### Extracted entries

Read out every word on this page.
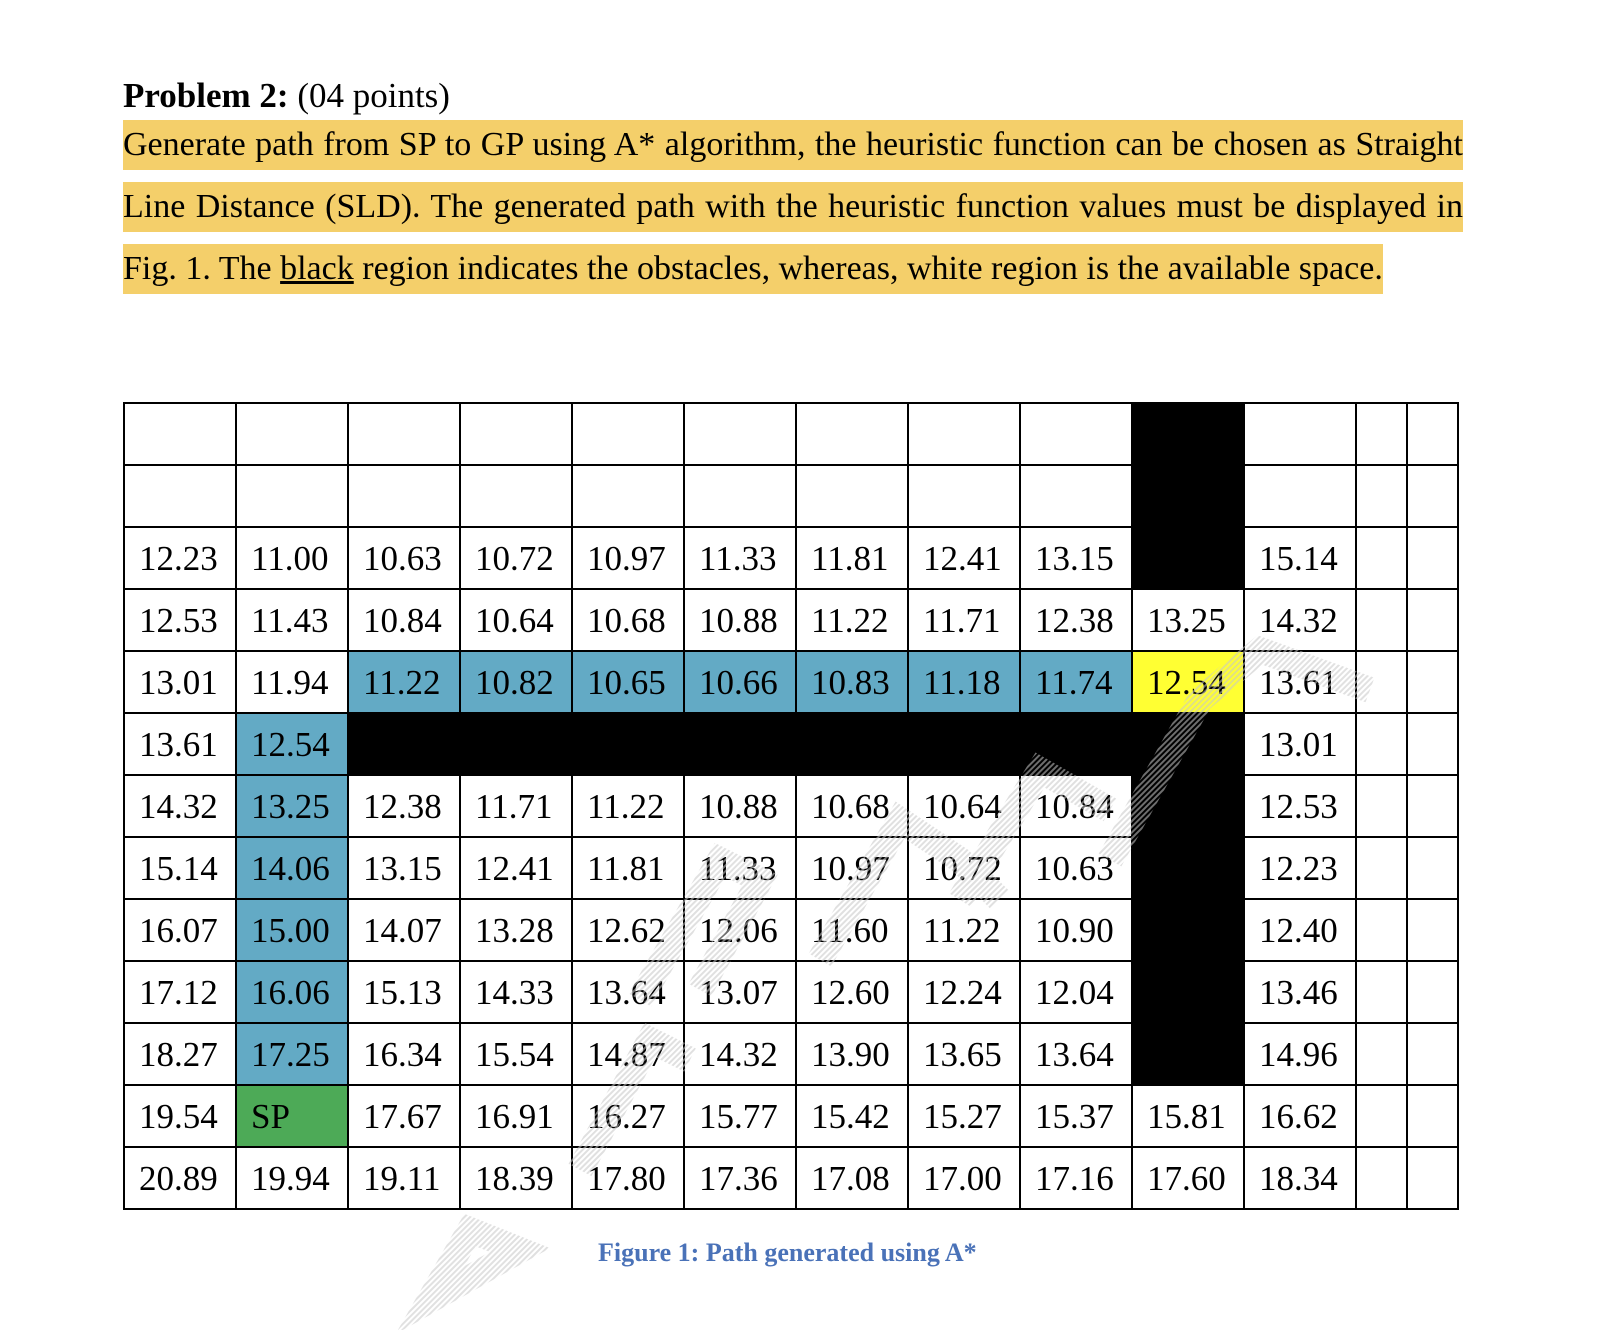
Problem 2: (04 points)
Generate path from SP to GP using A* algorithm, the heuristic function can be chosen as Straight Line Distance (SLD). The generated path with the heuristic function values must be displayed in Fig. 1. The black region indicates the obstacles, whereas, white region is the available space.

12.23	11.00	10.63	10.72	10.97	11.33	11.81	12.41	13.15		15.14		
12.53	11.43	10.84	10.64	10.68	10.88	11.22	11.71	12.38	13.25	14.32		
13.01	11.94	11.22	10.82	10.65	10.66	10.83	11.18	11.74	12.54	13.61		
13.61	12.54									13.01		
14.32	13.25	12.38	11.71	11.22	10.88	10.68	10.64	10.84		12.53		
15.14	14.06	13.15	12.41	11.81	11.33	10.97	10.72	10.63		12.23		
16.07	15.00	14.07	13.28	12.62	12.06	11.60	11.22	10.90		12.40		
17.12	16.06	15.13	14.33	13.64	13.07	12.60	12.24	12.04		13.46		
18.27	17.25	16.34	15.54	14.87	14.32	13.90	13.65	13.64		14.96		
19.54	SP	17.67	16.91	16.27	15.77	15.42	15.27	15.37	15.81	16.62		
20.89	19.94	19.11	18.39	17.80	17.36	17.08	17.00	17.16	17.60	18.34		
Figure 1: Path generated using A*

######

__Job__: Please transcribe the material above exactly as written. Leave the pictures out.

__The answer__:
Read out every word on this page.
Problem 2: (04 points)
Generate path from SP to GP using A* algorithm, the heuristic function can be chosen as Straight Line Distance (SLD). The generated path with the heuristic function values must be displayed in Fig. 1. The black region indicates the obstacles, whereas, white region is the available space.

12.23	11.00	10.63	10.72	10.97	11.33	11.81	12.41	13.15		15.14		
12.53	11.43	10.84	10.64	10.68	10.88	11.22	11.71	12.38	13.25	14.32		
13.01	11.94	11.22	10.82	10.65	10.66	10.83	11.18	11.74	12.54	13.61		
13.61	12.54									13.01		
14.32	13.25	12.38	11.71	11.22	10.88	10.68	10.64	10.84		12.53		
15.14	14.06	13.15	12.41	11.81	11.33	10.97	10.72	10.63		12.23		
16.07	15.00	14.07	13.28	12.62	12.06	11.60	11.22	10.90		12.40		
17.12	16.06	15.13	14.33	13.64	13.07	12.60	12.24	12.04		13.46		
18.27	17.25	16.34	15.54	14.87	14.32	13.90	13.65	13.64		14.96		
19.54	SP	17.67	16.91	16.27	15.77	15.42	15.27	15.37	15.81	16.62		
20.89	19.94	19.11	18.39	17.80	17.36	17.08	17.00	17.16	17.60	18.34		
Figure 1: Path generated using A*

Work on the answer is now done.